**Required task**
Give every line again exactly as it appears, please, but not the pictures.
BEGIN Records for the exercise
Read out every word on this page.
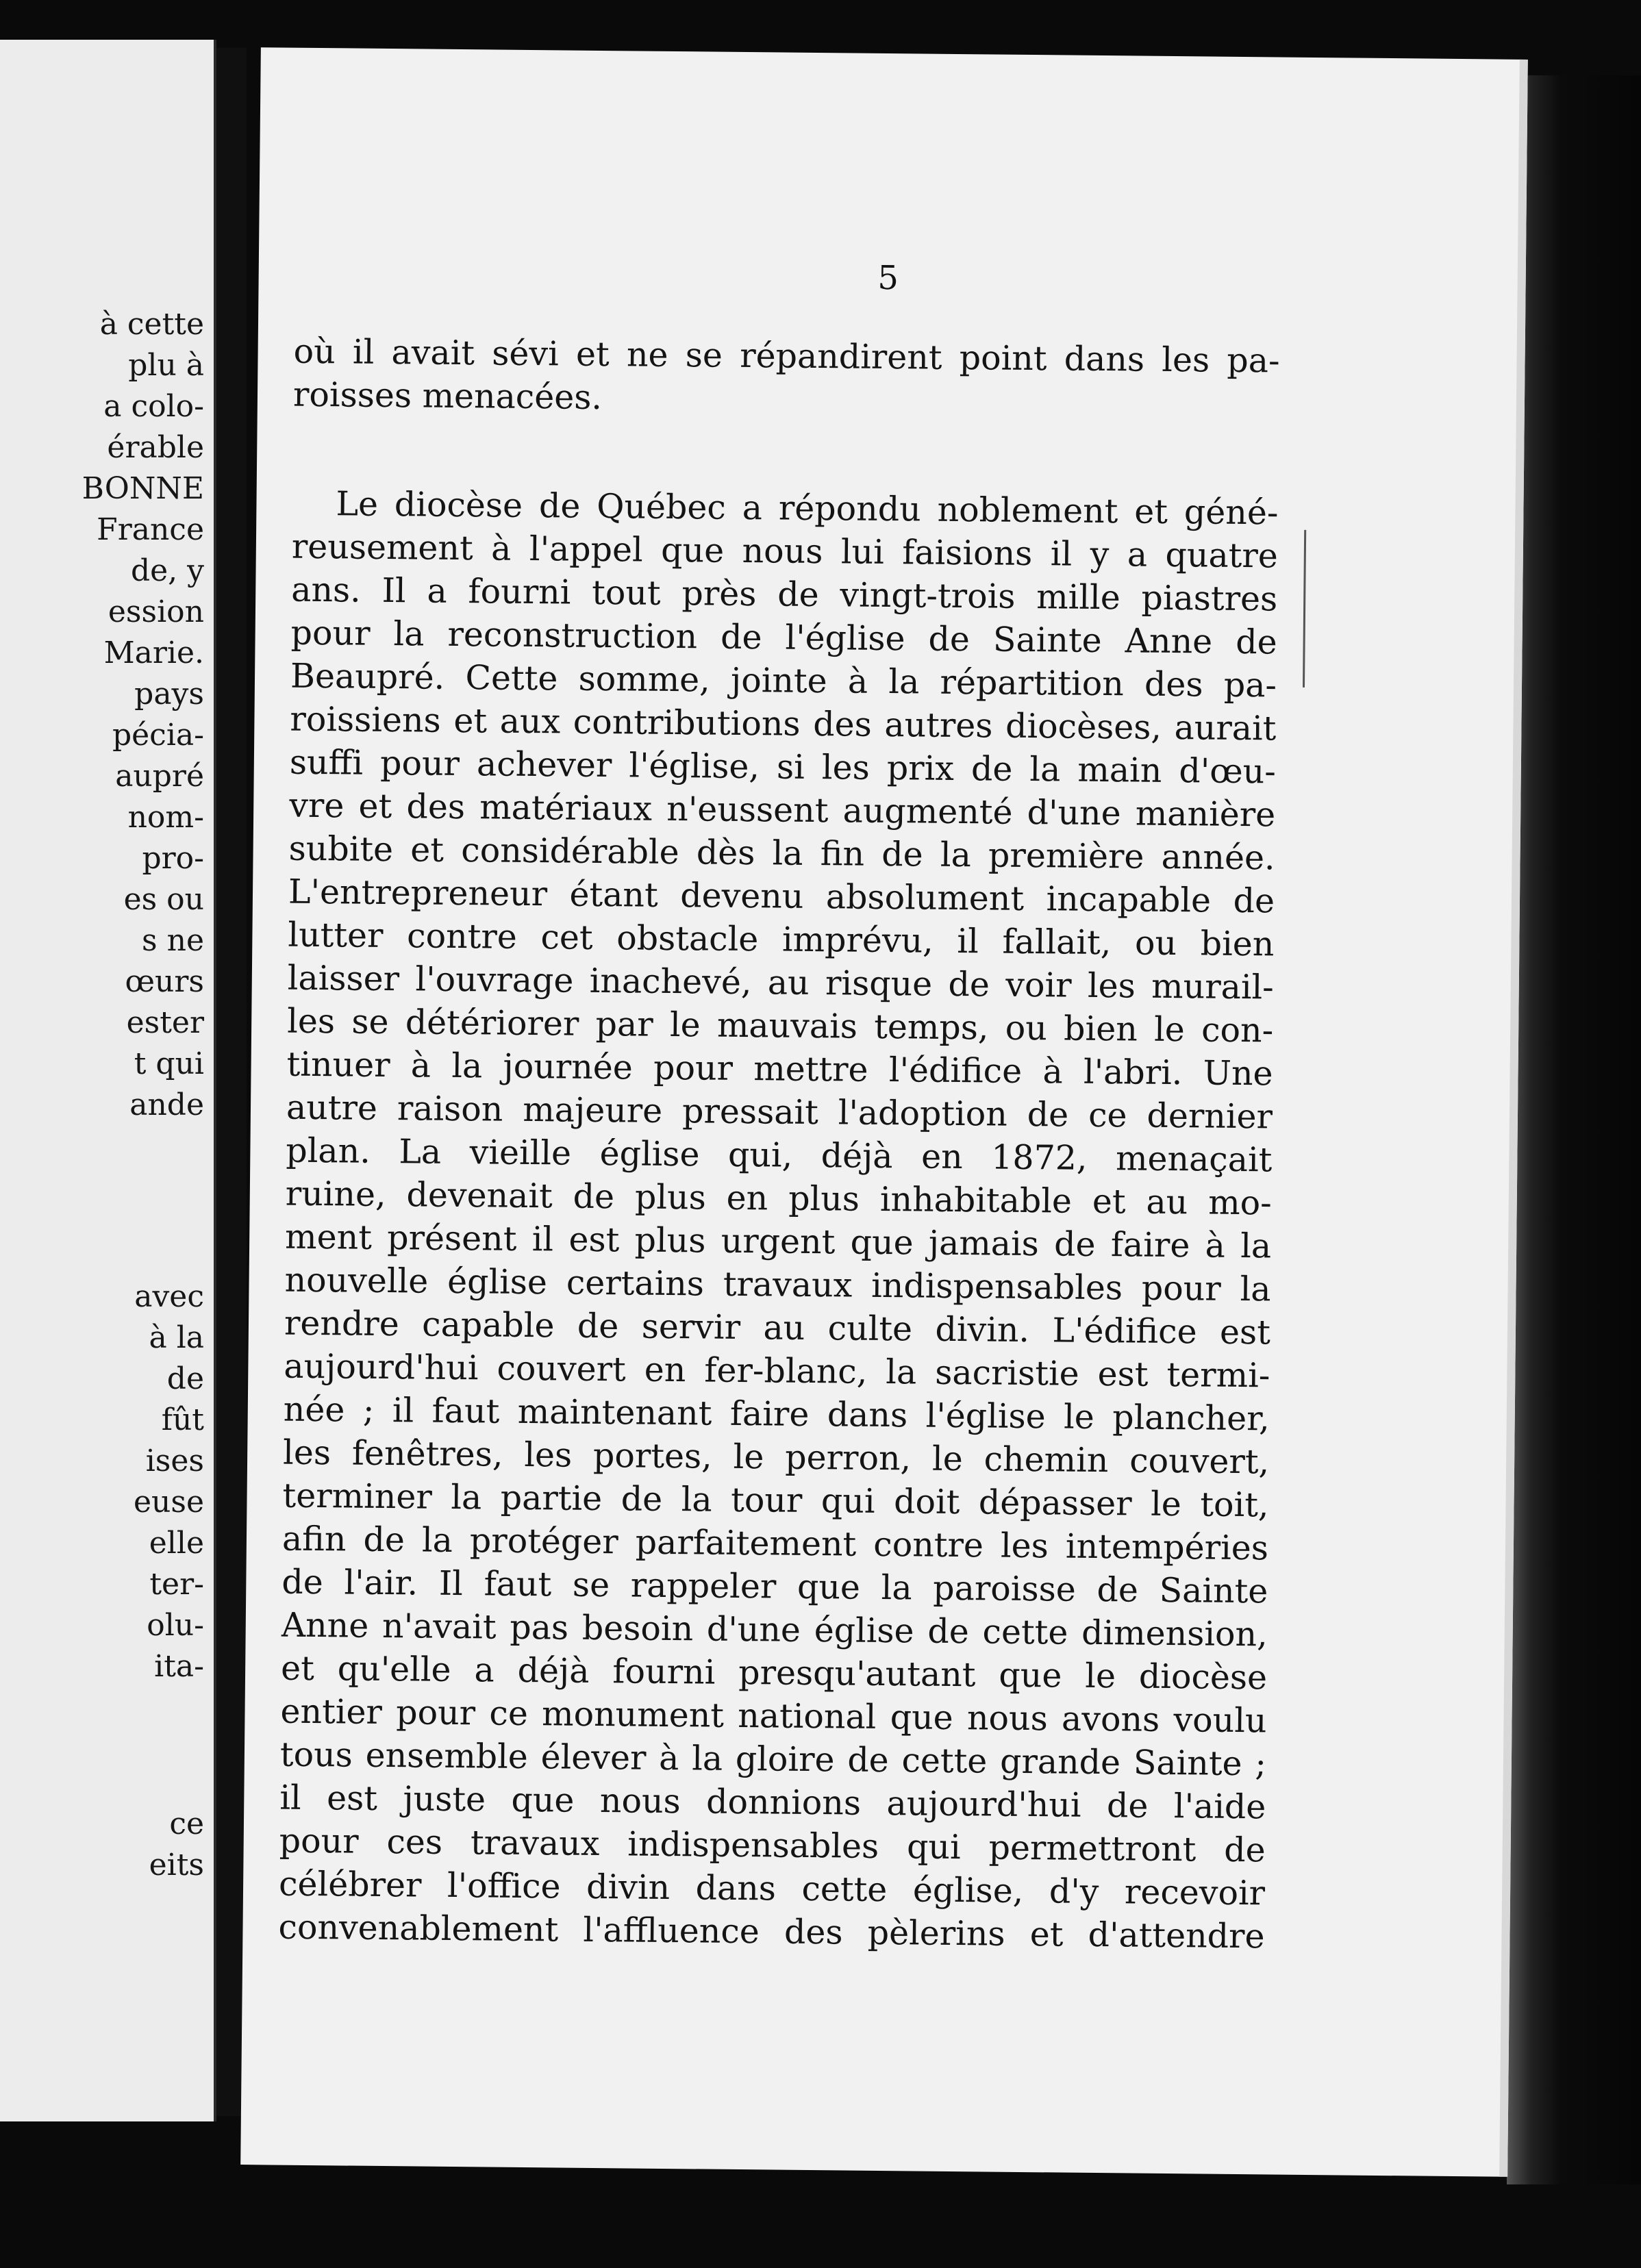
à cette
plu à
a colo-
érable
BONNE
France
de, y
ession
Marie.
pays
pécia-
aupré
nom-
pro-
es ou
s ne
œurs
ester
t qui
ande
avec
à la
de
fût
ises
euse
elle
ter-
olu-
ita-
ce
eits
5
où il avait sévi et ne se répandirent point dans les pa-
roisses menacées.
Le diocèse de Québec a répondu noblement et géné-
reusement à l'appel que nous lui faisions il y a quatre
ans. Il a fourni tout près de vingt-trois mille piastres
pour la reconstruction de l'église de Sainte Anne de
Beaupré. Cette somme, jointe à la répartition des pa-
roissiens et aux contributions des autres diocèses, aurait
suffi pour achever l'église, si les prix de la main d'œu-
vre et des matériaux n'eussent augmenté d'une manière
subite et considérable dès la fin de la première année.
L'entrepreneur étant devenu absolument incapable de
lutter contre cet obstacle imprévu, il fallait, ou bien
laisser l'ouvrage inachevé, au risque de voir les murail-
les se détériorer par le mauvais temps, ou bien le con-
tinuer à la journée pour mettre l'édifice à l'abri. Une
autre raison majeure pressait l'adoption de ce dernier
plan. La vieille église qui, déjà en 1872, menaçait
ruine, devenait de plus en plus inhabitable et au mo-
ment présent il est plus urgent que jamais de faire à la
nouvelle église certains travaux indispensables pour la
rendre capable de servir au culte divin. L'édifice est
aujourd'hui couvert en fer-blanc, la sacristie est termi-
née ; il faut maintenant faire dans l'église le plancher,
les fenêtres, les portes, le perron, le chemin couvert,
terminer la partie de la tour qui doit dépasser le toit,
afin de la protéger parfaitement contre les intempéries
de l'air. Il faut se rappeler que la paroisse de Sainte
Anne n'avait pas besoin d'une église de cette dimension,
et qu'elle a déjà fourni presqu'autant que le diocèse
entier pour ce monument national que nous avons voulu
tous ensemble élever à la gloire de cette grande Sainte ;
il est juste que nous donnions aujourd'hui de l'aide
pour ces travaux indispensables qui permettront de
célébrer l'office divin dans cette église, d'y recevoir
convenablement l'affluence des pèlerins et d'attendre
END Records for the exercise
**Answer for this exercise**
Read out every word on this page.
à cette
plu à
a colo-
érable
BONNE
France
de, y
ession
Marie.
pays
pécia-
aupré
nom-
pro-
es ou
s ne
œurs
ester
t qui
ande
avec
à la
de
fût
ises
euse
elle
ter-
olu-
ita-
ce
eits
5
où il avait sévi et ne se répandirent point dans les pa-
roisses menacées.
Le diocèse de Québec a répondu noblement et géné-
reusement à l'appel que nous lui faisions il y a quatre
ans. Il a fourni tout près de vingt-trois mille piastres
pour la reconstruction de l'église de Sainte Anne de
Beaupré. Cette somme, jointe à la répartition des pa-
roissiens et aux contributions des autres diocèses, aurait
suffi pour achever l'église, si les prix de la main d'œu-
vre et des matériaux n'eussent augmenté d'une manière
subite et considérable dès la fin de la première année.
L'entrepreneur étant devenu absolument incapable de
lutter contre cet obstacle imprévu, il fallait, ou bien
laisser l'ouvrage inachevé, au risque de voir les murail-
les se détériorer par le mauvais temps, ou bien le con-
tinuer à la journée pour mettre l'édifice à l'abri. Une
autre raison majeure pressait l'adoption de ce dernier
plan. La vieille église qui, déjà en 1872, menaçait
ruine, devenait de plus en plus inhabitable et au mo-
ment présent il est plus urgent que jamais de faire à la
nouvelle église certains travaux indispensables pour la
rendre capable de servir au culte divin. L'édifice est
aujourd'hui couvert en fer-blanc, la sacristie est termi-
née ; il faut maintenant faire dans l'église le plancher,
les fenêtres, les portes, le perron, le chemin couvert,
terminer la partie de la tour qui doit dépasser le toit,
afin de la protéger parfaitement contre les intempéries
de l'air. Il faut se rappeler que la paroisse de Sainte
Anne n'avait pas besoin d'une église de cette dimension,
et qu'elle a déjà fourni presqu'autant que le diocèse
entier pour ce monument national que nous avons voulu
tous ensemble élever à la gloire de cette grande Sainte ;
il est juste que nous donnions aujourd'hui de l'aide
pour ces travaux indispensables qui permettront de
célébrer l'office divin dans cette église, d'y recevoir
convenablement l'affluence des pèlerins et d'attendre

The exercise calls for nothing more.